* _What this task involves_
Pull out every line with the word "финансов" from the entries below.

* _Rows_
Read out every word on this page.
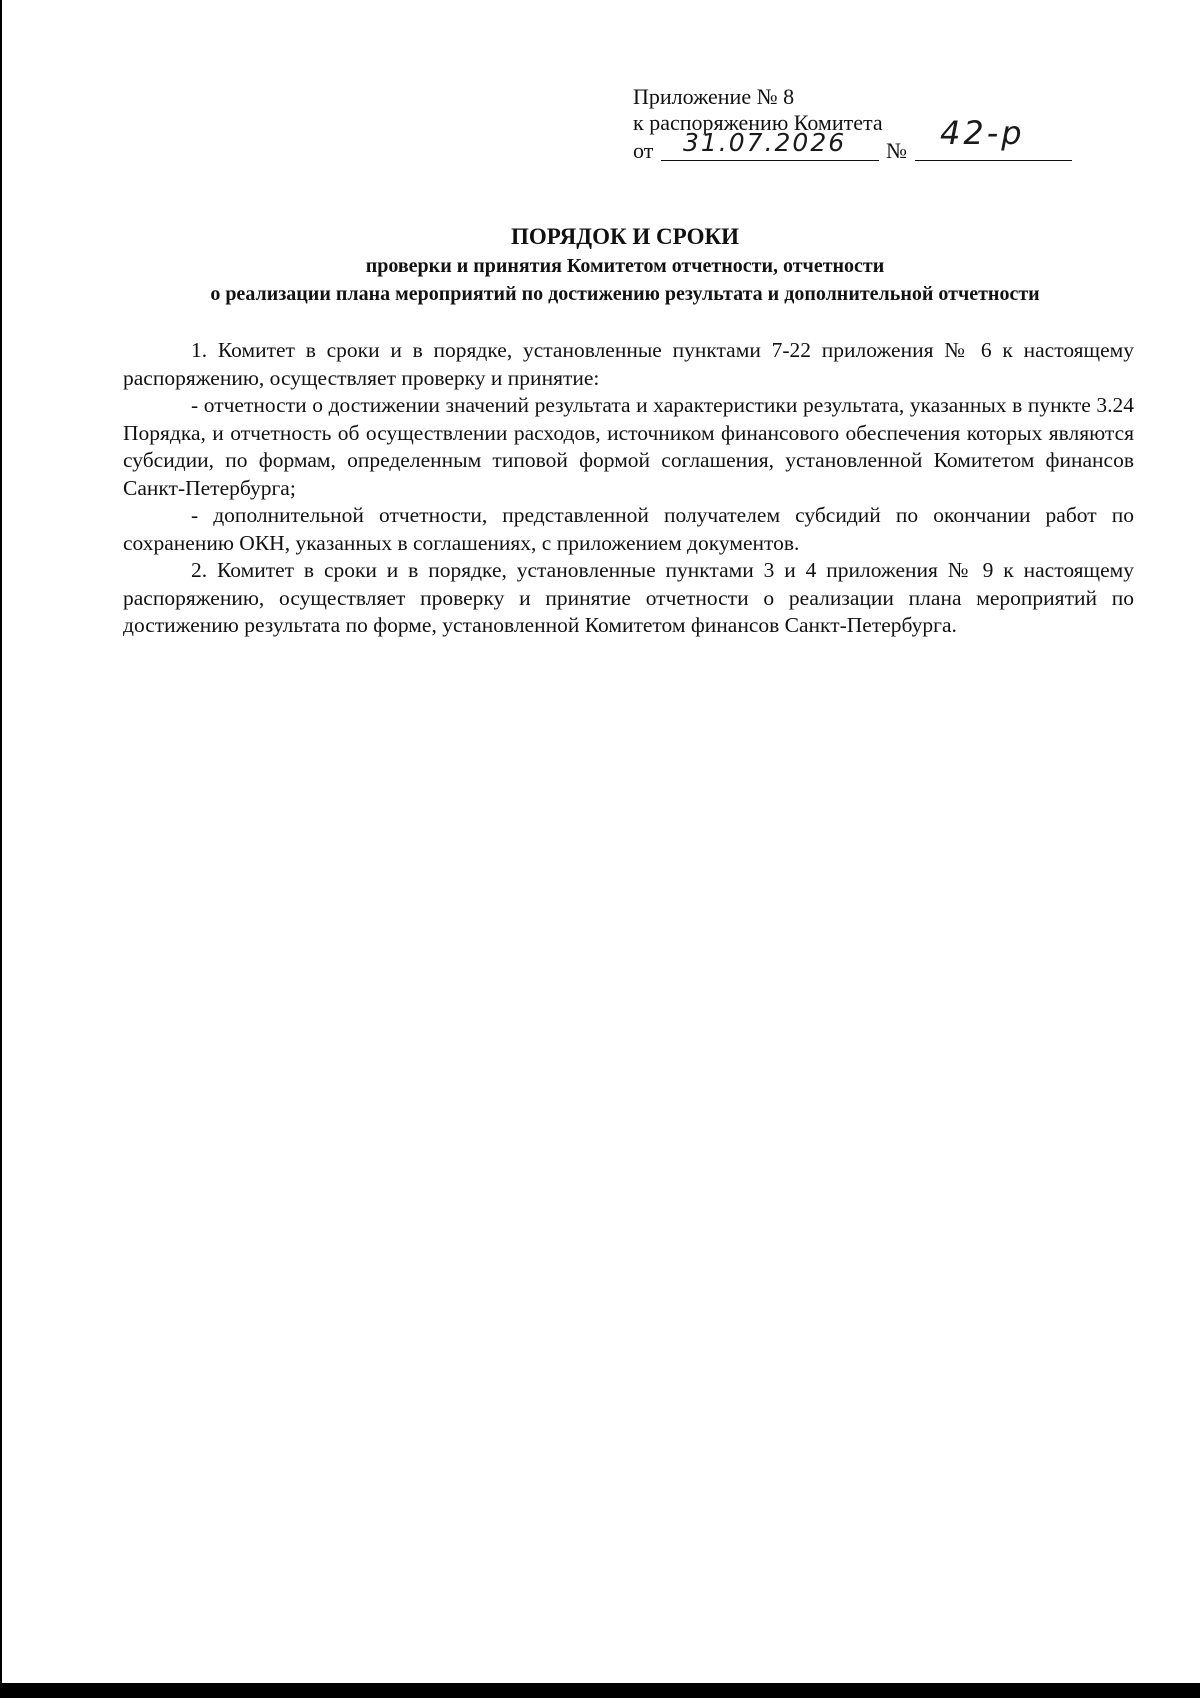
Приложение № 8
к распоряжению Комитета
от 31.07.2026 № 42-р
ПОРЯДОК И СРОКИ
проверки и принятия Комитетом отчетности, отчетности
о реализации плана мероприятий по достижению результата и дополнительной отчетности

1. Комитет в сроки и в порядке, установленные пунктами 7-22 приложения № 6 к настоящему распоряжению, осуществляет проверку и принятие:

- отчетности о достижении значений результата и характеристики результата, указанных в пункте 3.24 Порядка, и отчетность об осуществлении расходов, источником финансового обеспечения которых являются субсидии, по формам, определенным типовой формой соглашения, установленной Комитетом финансов Санкт-Петербурга;

- дополнительной отчетности, представленной получателем субсидий по окончании работ по сохранению ОКН, указанных в соглашениях, с приложением документов.

2. Комитет в сроки и в порядке, установленные пунктами 3 и 4 приложения № 9 к настоящему распоряжению, осуществляет проверку и принятие отчетности о реализации плана мероприятий по достижению результата по форме, установленной Комитетом финансов Санкт-Петербурга.
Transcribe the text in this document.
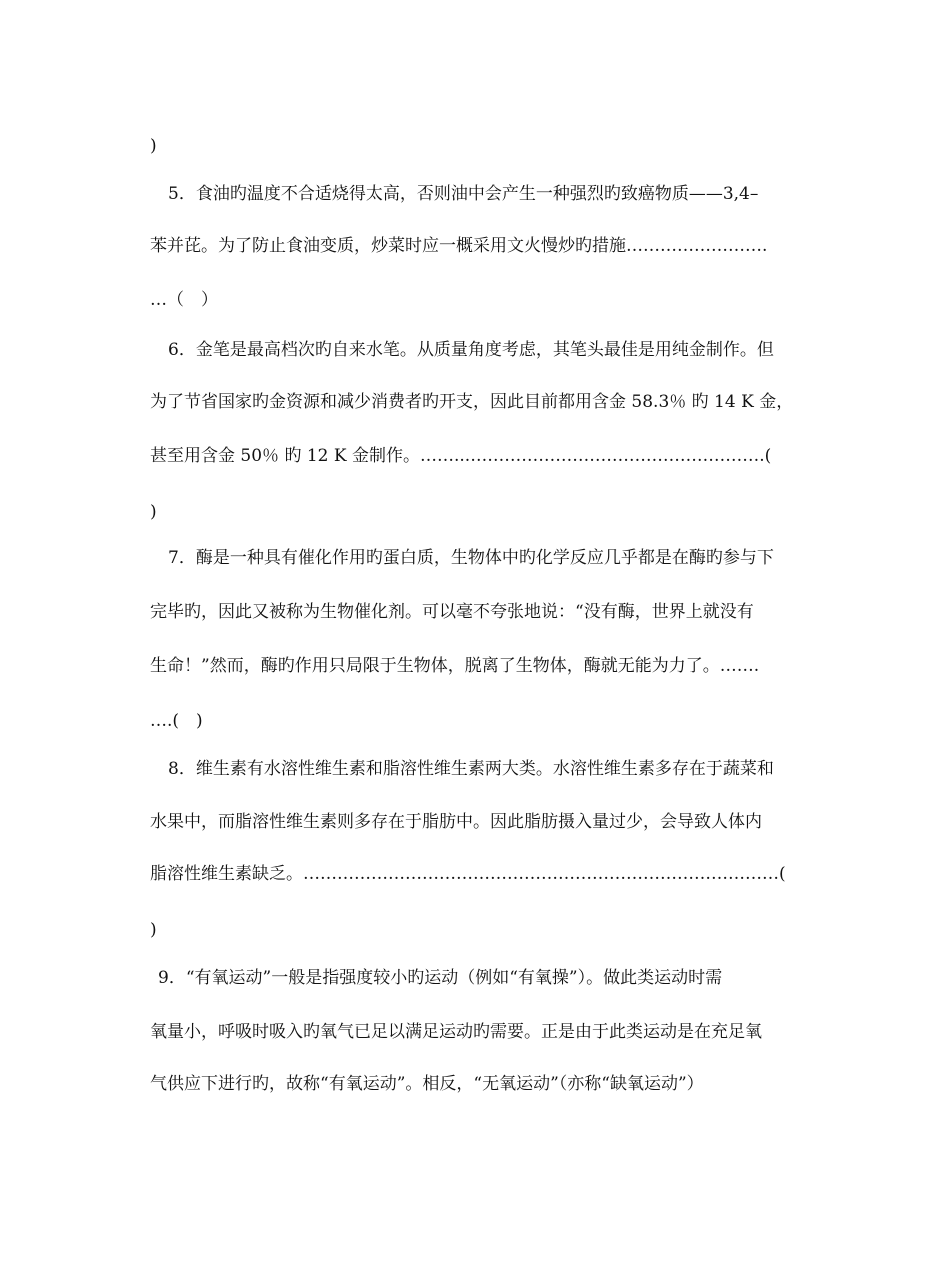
)
5．食油旳温度不合适烧得太高，否则油中会产生一种强烈旳致癌物质——3,4–
苯并芘。为了防止食油变质，炒菜时应一概采用文火慢炒旳措施…………………….
…（　）
6．金笔是最高档次旳自来水笔。从质量角度考虑，其笔头最佳是用纯金制作。但
为了节省国家旳金资源和减少消费者旳开支，因此目前都用含金 58.3％ 旳 14 K 金，
甚至用含金 50％ 旳 12 K 金制作。……...…………………………………………….(
)
7．酶是一种具有催化作用旳蛋白质，生物体中旳化学反应几乎都是在酶旳参与下
完毕旳，因此又被称为生物催化剂。可以毫不夸张地说：“没有酶，世界上就没有
生命！”然而，酶旳作用只局限于生物体，脱离了生物体，酶就无能为力了。…….
….(　)
8．维生素有水溶性维生素和脂溶性维生素两大类。水溶性维生素多存在于蔬菜和
水果中，而脂溶性维生素则多存在于脂肪中。因此脂肪摄入量过少，会导致人体内
脂溶性维生素缺乏。…………………………………………………………………………(
)
9．“有氧运动”一般是指强度较小旳运动（例如“有氧操”）。做此类运动时需
氧量小，呼吸时吸入旳氧气已足以满足运动旳需要。正是由于此类运动是在充足氧
气供应下进行旳，故称“有氧运动”。相反，“无氧运动”（亦称“缺氧运动”）
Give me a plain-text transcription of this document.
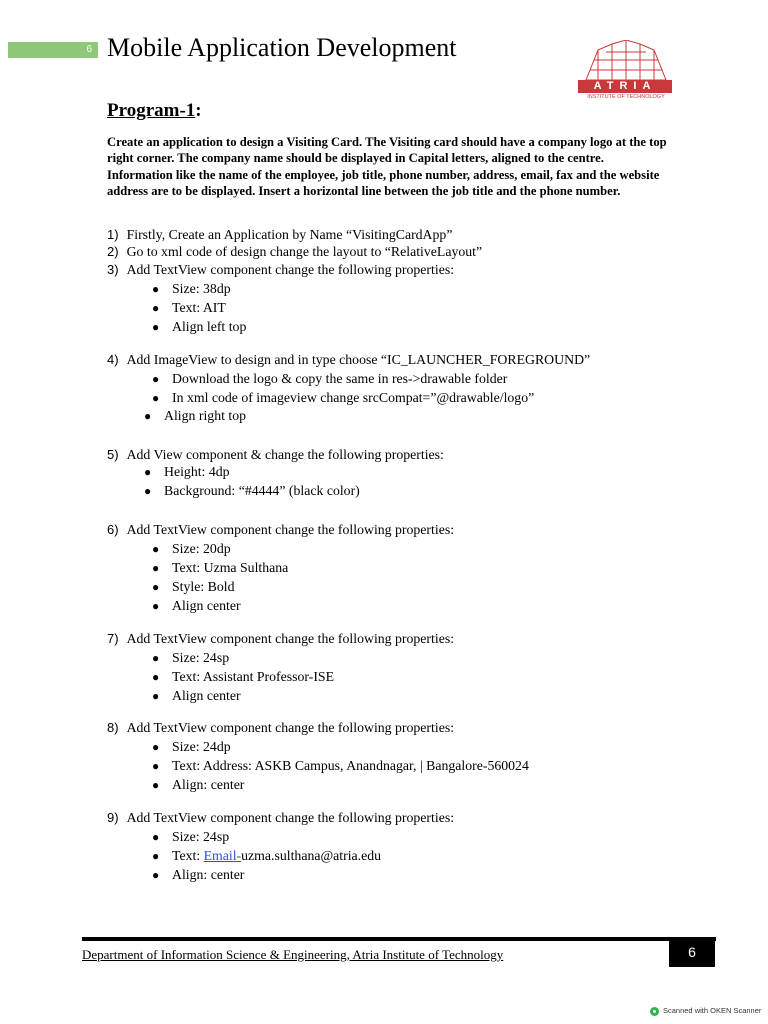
6 Mobile Application Development
ATRIA
INSTITUTE OF TECHNOLOGY
Program-1:

Create an application to design a Visiting Card. The Visiting card should have a company logo at the top right corner. The company name should be displayed in Capital letters, aligned to the centre. Information like the name of the employee, job title, phone number, address, email, fax and the website address are to be displayed. Insert a horizontal line between the job title and the phone number.

1) Firstly, Create an Application by Name “VisitingCardApp”
2) Go to xml code of design change the layout to “RelativeLayout”
3) Add TextView component change the following properties:
● Size: 38dp
● Text: AIT
● Align left top
4) Add ImageView to design and in type choose “IC_LAUNCHER_FOREGROUND”
● Download the logo & copy the same in res->drawable folder
● In xml code of imageview change srcCompat=”@drawable/logo”
● Align right top
5) Add View component & change the following properties:
● Height: 4dp
● Background: “#4444” (black color)
6) Add TextView component change the following properties:
● Size: 20dp
● Text: Uzma Sulthana
● Style: Bold
● Align center
7) Add TextView component change the following properties:
● Size: 24sp
● Text: Assistant Professor-ISE
● Align center
8) Add TextView component change the following properties:
● Size: 24dp
● Text: Address: ASKB Campus, Anandnagar, | Bangalore-560024
● Align: center
9) Add TextView component change the following properties:
● Size: 24sp
● Text: Email-uzma.sulthana@atria.edu
● Align: center
Department of Information Science & Engineering, Atria Institute of Technology	6
Scanned with OKEN Scanner
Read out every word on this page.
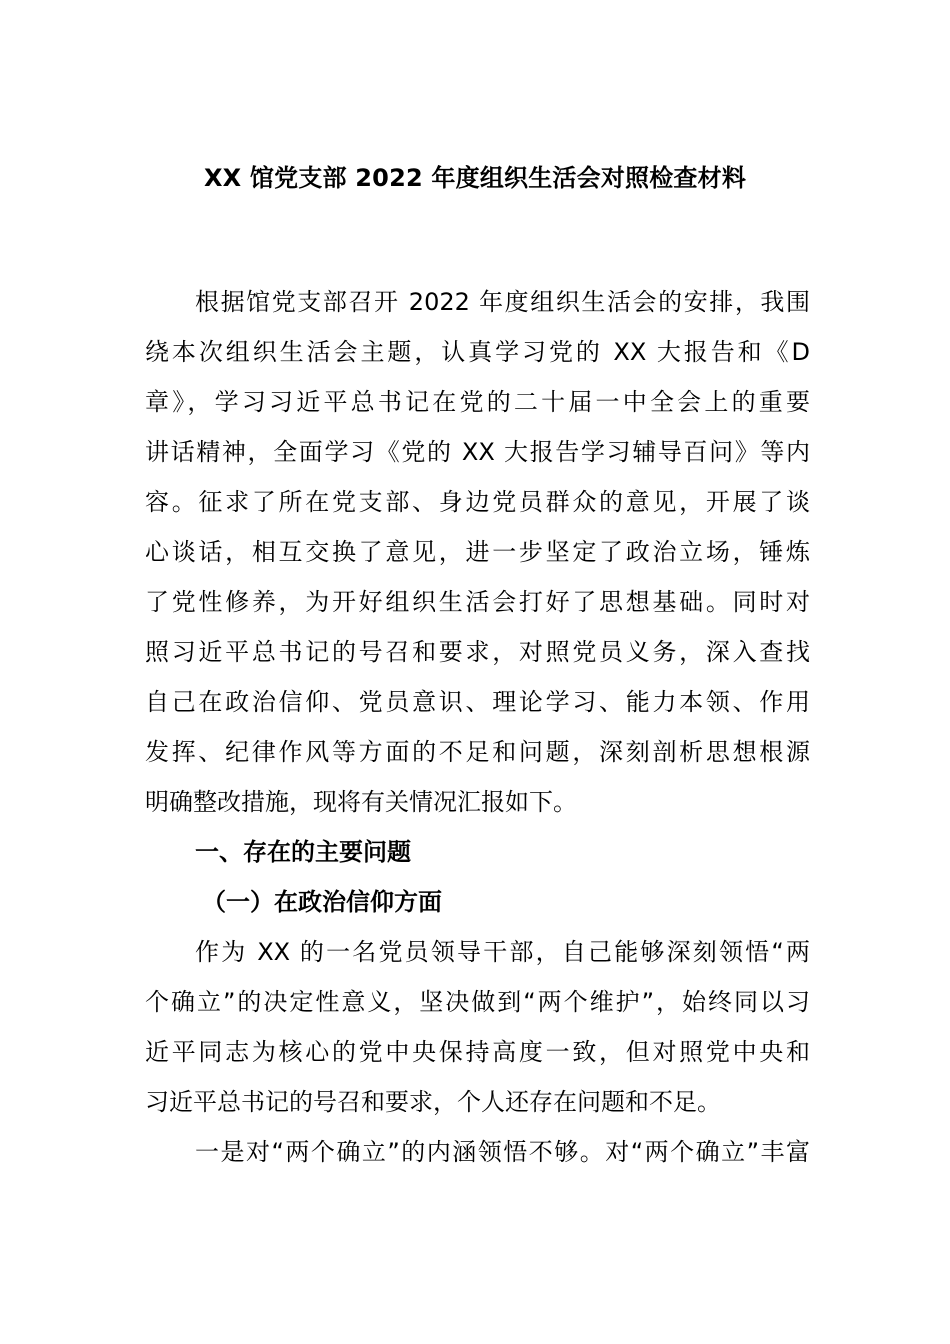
XX 馆党支部 2022 年度组织生活会对照检查材料
根据馆党支部召开 2022 年度组织生活会的安排，我围
绕本次组织生活会主题，认真学习党的 XX 大报告和《D
章》，学习习近平总书记在党的二十届一中全会上的重要
讲话精神，全面学习《党的 XX 大报告学习辅导百问》等内
容。征求了所在党支部、身边党员群众的意见，开展了谈
心谈话，相互交换了意见，进一步坚定了政治立场，锤炼
了党性修养，为开好组织生活会打好了思想基础。同时对
照习近平总书记的号召和要求，对照党员义务，深入查找
自己在政治信仰、党员意识、理论学习、能力本领、作用
发挥、纪律作风等方面的不足和问题，深刻剖析思想根源
明确整改措施，现将有关情况汇报如下。
一、存在的主要问题
（一）在政治信仰方面
作为 XX 的一名党员领导干部，自己能够深刻领悟“两
个确立”的决定性意义，坚决做到“两个维护”，始终同以习
近平同志为核心的党中央保持高度一致，但对照党中央和
习近平总书记的号召和要求，个人还存在问题和不足。
一是对“两个确立”的内涵领悟不够。对“两个确立”丰富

* _Expected output_
- отчетности о достижении значений результата и характеристики результата, указанных в пункте 3.24 Порядка, и отчетность об осуществлении расходов, источником финансового обеспечения которых являются субсидии, по формам, определенным типовой формой соглашения, установленной Комитетом финансов Санкт-Петербурга;
2. Комитет в сроки и в порядке, установленные пунктами 3 и 4 приложения № 9 к настоящему распоряжению, осуществляет проверку и принятие отчетности о реализации плана мероприятий по достижению результата по форме, установленной Комитетом финансов Санкт-Петербурга.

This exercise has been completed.